**本文**:
────────
自民党憲法改正草案を読む/番外329(情報の読み方)
2020年03月30日の読売新聞(西部版・14版)の3面(13S版)。
五輪延期 負担駆け引き/会場や人件費増大 数千億円?
という見出しがでかでかと出ている。
この時期に、まだ五輪のことを言う。しかも、問題にしているのは「金」だ。
延期などするから金がかかるのだ。やめてしまえば、もう金はかからない。投資した金が無駄になるというのかもしれないが、つくった施設はつかえるだろう。整備した道路は役に立つだろう。選手村だって分譲住宅として売れるだろう。無駄ではなく、ちゃんと「利益」を生み出している。どうして、その「利益」を計算してみないのか。「利益」があるなら、もう充分ではないか。
────────
**課題と練習**:
a) 本文の「選手村だって分譲住宅として売れるだろう。」という一文を英語に訳してください。
b) 本文で、五輪のために用意され、今後も使えるものとして挙げられているものをすべて書き出してください。
c) 本文の「2020年03月30日の読売新聞(西部版・14版)の3面(13S版)。」から「るなら、もう充分ではないか。」までを一字一句たがえずに書き写してください。
項目はここでの課題には一切使いません。

**出典資料**:
────────
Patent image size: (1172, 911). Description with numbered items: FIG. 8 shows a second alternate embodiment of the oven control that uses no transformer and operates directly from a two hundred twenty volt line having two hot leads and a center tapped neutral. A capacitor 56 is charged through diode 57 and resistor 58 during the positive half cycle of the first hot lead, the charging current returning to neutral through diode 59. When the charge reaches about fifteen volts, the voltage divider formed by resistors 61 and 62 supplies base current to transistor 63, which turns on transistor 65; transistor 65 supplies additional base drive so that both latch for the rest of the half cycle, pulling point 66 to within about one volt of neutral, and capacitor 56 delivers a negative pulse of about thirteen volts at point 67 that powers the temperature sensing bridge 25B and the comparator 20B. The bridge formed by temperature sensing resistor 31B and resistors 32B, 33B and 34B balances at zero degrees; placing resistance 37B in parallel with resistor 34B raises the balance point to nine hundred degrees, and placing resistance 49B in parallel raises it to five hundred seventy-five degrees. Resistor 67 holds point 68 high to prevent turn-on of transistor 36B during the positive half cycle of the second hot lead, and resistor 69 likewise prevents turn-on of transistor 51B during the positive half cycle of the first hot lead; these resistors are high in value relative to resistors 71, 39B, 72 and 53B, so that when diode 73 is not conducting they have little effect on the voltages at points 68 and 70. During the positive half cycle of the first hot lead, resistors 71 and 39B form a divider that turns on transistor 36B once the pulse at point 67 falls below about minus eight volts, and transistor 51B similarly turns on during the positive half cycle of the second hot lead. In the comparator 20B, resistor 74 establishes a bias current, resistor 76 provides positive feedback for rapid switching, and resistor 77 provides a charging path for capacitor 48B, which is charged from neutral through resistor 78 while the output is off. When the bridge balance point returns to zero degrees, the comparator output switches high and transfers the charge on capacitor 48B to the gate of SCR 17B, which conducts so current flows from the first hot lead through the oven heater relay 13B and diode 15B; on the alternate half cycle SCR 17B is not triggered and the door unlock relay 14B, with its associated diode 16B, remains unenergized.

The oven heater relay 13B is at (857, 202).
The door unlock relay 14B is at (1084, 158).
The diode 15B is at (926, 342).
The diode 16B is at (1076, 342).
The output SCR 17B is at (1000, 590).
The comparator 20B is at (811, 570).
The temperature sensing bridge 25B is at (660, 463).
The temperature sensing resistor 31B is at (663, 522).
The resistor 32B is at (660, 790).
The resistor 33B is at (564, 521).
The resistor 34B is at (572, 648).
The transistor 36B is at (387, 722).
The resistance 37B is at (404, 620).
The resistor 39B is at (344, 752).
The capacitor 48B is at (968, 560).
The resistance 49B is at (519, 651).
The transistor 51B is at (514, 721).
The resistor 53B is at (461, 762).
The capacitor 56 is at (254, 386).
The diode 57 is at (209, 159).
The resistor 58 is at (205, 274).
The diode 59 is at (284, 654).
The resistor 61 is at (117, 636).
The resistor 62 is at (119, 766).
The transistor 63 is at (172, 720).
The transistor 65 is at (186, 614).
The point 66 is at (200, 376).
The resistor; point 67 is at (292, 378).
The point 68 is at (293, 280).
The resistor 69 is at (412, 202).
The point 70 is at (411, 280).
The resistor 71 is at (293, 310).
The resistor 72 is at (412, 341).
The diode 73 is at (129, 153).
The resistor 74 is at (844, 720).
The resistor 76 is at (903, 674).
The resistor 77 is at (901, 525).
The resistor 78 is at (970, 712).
────────
**項目別の解答**:
a) Even the athletes' village could probably be sold as housing.

b) つくった施設、整備した道路、選手村

c)
2020年03月30日の読売新聞(西部版・14版)の3面(13S版)。
五輪延期 負担駆け引き/会場や人件費増大 数千億円?
という見出しがでかでかと出ている。
この時期に、まだ五輪のことを言う。しかも、問題にしているのは「金」だ。
延期などするから金がかかるのだ。やめてしまえば、もう金はかからない。投資した金が無駄になるというのかもしれないが、つくった施設はつかえるだろう。整備した道路は役に立つだろう。選手村だって分譲住宅として売れるだろう。無駄ではなく、ちゃんと「利益」を生み出している。どうして、その「利益」を計算してみないのか。「利益」があるなら、もう充分ではないか。